**Consignes:**
a - D'après le texte de la page, quel est le premier besoin des modernes ?
b - Reproduisez, s'il vous plaît, un passage du texte de la page : commencez aux mots « Si je suis parvenu, Messieurs, à » et arrêtez-vous après « la liberté politique. ».

**Texte de la page:**
---*---

Si je suis parvenu, Messieurs, à vous faire partager l’opinion que, dans ma conviction, ces faits doivent produire, vous reconnaîtrez avec moi la vérité des principes suivants :

L’indépendance individuelle est le premier besoin des modernes. En conséquence, il ne faut jamais en demander le sacrifice pour établir la liberté politique.

Il s’ensuit qu’aucune des institutions nombreuses et trop vantées qui, dans les républiques anciennes, gênaient la liberté individuelle, n’est point admissible dans les temps modernes.

---*---

**Entrées répertoriées:**
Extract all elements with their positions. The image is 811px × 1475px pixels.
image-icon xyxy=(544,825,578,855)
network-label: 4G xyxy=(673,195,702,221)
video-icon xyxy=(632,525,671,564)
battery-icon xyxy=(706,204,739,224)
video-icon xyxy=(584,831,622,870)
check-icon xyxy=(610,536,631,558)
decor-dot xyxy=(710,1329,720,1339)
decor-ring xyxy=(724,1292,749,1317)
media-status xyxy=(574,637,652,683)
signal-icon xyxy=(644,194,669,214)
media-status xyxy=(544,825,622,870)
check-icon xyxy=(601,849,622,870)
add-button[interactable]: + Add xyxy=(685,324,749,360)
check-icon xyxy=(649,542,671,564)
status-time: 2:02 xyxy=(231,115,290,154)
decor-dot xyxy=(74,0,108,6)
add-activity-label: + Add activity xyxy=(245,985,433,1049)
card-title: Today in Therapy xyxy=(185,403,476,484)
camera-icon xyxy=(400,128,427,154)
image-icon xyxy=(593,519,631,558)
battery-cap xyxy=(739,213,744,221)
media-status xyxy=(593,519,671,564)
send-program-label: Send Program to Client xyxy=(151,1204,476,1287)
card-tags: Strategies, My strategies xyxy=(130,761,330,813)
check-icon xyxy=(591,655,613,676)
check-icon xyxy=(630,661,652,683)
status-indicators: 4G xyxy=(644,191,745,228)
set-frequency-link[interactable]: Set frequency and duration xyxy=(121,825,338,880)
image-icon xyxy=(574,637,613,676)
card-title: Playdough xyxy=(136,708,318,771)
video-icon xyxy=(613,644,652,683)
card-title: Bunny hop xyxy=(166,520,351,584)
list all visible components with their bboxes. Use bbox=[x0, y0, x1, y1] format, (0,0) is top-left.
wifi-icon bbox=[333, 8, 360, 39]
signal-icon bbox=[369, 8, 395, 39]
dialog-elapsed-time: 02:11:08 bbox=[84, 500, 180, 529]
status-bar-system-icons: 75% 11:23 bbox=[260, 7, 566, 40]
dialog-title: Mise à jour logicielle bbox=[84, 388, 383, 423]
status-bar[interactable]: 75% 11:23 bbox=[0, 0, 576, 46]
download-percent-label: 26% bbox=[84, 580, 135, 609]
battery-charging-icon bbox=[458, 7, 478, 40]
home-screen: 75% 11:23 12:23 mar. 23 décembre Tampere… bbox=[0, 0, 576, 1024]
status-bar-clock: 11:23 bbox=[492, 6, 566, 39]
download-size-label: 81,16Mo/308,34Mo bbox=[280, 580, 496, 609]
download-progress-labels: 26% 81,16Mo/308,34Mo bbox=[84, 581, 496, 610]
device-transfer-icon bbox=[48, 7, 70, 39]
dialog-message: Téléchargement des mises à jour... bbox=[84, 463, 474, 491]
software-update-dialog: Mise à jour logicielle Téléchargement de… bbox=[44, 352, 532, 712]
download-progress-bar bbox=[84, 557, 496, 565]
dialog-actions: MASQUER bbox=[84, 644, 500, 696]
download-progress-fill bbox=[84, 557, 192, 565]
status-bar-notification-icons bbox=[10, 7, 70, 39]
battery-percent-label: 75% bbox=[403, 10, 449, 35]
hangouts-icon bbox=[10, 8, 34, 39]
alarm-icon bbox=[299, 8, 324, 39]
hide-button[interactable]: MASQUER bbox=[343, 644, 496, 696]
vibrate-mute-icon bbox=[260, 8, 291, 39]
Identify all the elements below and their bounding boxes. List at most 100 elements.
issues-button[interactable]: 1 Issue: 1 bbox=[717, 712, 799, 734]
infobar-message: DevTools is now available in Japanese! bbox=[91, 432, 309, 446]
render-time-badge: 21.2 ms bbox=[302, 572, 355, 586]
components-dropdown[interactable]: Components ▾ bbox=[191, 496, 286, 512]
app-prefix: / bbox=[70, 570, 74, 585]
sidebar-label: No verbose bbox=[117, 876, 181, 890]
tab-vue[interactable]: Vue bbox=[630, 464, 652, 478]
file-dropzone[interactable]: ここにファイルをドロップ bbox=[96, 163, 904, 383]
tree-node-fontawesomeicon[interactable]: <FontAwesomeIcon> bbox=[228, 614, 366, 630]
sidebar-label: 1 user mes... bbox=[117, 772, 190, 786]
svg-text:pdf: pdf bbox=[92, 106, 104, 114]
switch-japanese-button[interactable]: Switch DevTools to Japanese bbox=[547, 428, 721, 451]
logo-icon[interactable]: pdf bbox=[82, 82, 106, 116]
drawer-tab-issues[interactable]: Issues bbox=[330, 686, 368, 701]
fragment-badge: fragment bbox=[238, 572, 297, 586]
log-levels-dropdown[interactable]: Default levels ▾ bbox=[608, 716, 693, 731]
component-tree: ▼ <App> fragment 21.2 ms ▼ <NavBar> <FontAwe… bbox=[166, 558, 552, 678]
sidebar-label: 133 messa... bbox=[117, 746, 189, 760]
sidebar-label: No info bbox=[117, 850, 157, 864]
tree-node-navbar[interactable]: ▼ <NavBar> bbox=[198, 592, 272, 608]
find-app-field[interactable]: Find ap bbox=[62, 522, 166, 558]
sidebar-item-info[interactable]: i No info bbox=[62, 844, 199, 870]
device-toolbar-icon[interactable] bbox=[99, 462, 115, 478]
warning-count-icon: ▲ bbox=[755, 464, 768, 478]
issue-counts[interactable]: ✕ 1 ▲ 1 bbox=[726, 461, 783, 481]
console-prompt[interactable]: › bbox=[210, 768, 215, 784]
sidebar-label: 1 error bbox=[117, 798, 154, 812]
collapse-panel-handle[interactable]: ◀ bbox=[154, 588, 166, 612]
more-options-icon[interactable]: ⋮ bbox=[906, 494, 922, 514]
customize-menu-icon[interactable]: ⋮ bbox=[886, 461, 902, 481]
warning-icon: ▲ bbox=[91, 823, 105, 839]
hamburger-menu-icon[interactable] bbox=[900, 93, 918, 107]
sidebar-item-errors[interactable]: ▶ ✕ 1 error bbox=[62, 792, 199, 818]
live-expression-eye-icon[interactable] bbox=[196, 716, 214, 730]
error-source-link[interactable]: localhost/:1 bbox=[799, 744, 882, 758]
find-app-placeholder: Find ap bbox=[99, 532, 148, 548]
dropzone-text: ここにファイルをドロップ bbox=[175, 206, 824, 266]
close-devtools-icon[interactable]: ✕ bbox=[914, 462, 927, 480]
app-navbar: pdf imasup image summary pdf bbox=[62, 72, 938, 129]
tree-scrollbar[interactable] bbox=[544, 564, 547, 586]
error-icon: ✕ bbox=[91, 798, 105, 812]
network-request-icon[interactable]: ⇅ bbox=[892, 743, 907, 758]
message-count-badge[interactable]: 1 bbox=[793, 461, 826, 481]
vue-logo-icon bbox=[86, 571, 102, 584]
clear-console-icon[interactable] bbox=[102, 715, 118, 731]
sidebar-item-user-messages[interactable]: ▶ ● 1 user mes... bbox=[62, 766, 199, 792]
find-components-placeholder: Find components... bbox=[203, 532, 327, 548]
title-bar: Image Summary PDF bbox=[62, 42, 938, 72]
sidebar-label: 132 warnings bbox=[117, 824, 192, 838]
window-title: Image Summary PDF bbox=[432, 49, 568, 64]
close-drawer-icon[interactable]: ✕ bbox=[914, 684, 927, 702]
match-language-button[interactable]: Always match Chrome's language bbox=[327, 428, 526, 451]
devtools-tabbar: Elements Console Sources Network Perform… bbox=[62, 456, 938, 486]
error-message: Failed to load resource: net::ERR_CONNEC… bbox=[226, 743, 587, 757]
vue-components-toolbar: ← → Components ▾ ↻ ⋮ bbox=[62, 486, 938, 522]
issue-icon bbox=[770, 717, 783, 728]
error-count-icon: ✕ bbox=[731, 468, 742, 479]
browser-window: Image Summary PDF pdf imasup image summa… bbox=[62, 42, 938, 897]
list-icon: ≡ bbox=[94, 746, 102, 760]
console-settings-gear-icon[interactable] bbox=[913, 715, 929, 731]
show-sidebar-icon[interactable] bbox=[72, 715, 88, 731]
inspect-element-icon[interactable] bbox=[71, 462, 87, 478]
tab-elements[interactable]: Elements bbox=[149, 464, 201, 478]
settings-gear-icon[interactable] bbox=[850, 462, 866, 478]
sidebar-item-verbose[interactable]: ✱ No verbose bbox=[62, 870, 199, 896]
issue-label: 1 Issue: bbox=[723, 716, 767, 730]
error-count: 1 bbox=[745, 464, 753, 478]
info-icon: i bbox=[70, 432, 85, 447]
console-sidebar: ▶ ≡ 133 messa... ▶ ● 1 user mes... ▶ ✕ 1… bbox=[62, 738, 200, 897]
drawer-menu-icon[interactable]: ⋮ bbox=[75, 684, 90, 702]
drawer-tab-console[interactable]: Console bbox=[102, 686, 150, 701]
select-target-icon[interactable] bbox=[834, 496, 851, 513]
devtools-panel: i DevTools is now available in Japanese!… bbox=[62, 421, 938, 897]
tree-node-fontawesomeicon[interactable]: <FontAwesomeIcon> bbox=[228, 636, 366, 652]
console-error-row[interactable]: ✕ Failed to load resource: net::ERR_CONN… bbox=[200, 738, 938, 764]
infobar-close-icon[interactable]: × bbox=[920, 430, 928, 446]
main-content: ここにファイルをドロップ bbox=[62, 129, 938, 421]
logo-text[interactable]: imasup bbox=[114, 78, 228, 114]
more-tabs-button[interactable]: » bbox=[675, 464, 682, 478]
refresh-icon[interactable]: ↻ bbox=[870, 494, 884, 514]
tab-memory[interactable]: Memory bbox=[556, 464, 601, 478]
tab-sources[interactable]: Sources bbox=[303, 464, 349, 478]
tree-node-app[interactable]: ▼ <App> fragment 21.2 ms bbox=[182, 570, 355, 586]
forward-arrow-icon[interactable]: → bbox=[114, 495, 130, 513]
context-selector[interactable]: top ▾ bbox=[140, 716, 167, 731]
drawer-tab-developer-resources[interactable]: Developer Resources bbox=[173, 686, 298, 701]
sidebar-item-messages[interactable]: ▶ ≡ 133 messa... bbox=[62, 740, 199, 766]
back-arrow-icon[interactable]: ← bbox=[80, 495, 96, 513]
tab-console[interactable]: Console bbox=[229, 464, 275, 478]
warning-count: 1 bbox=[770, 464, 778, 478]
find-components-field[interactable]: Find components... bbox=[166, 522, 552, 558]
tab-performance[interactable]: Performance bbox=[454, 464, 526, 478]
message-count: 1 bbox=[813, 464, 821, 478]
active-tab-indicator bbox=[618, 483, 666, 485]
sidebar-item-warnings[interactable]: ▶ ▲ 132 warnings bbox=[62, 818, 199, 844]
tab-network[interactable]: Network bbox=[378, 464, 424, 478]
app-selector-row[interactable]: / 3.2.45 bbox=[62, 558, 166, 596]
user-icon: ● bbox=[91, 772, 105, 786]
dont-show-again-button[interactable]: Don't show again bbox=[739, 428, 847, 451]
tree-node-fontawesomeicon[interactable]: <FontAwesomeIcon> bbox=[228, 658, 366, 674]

---*---

**Résultats attendus:**
a - L'indépendance individuelle.

b -
Si je suis parvenu, Messieurs, à vous faire partager l’opinion que, dans ma conviction, ces faits doivent produire, vous reconnaîtrez avec moi la vérité des principes suivants :

L’indépendance individuelle est le premier besoin des modernes. En conséquence, il ne faut jamais en demander le sacrifice pour établir la liberté politique.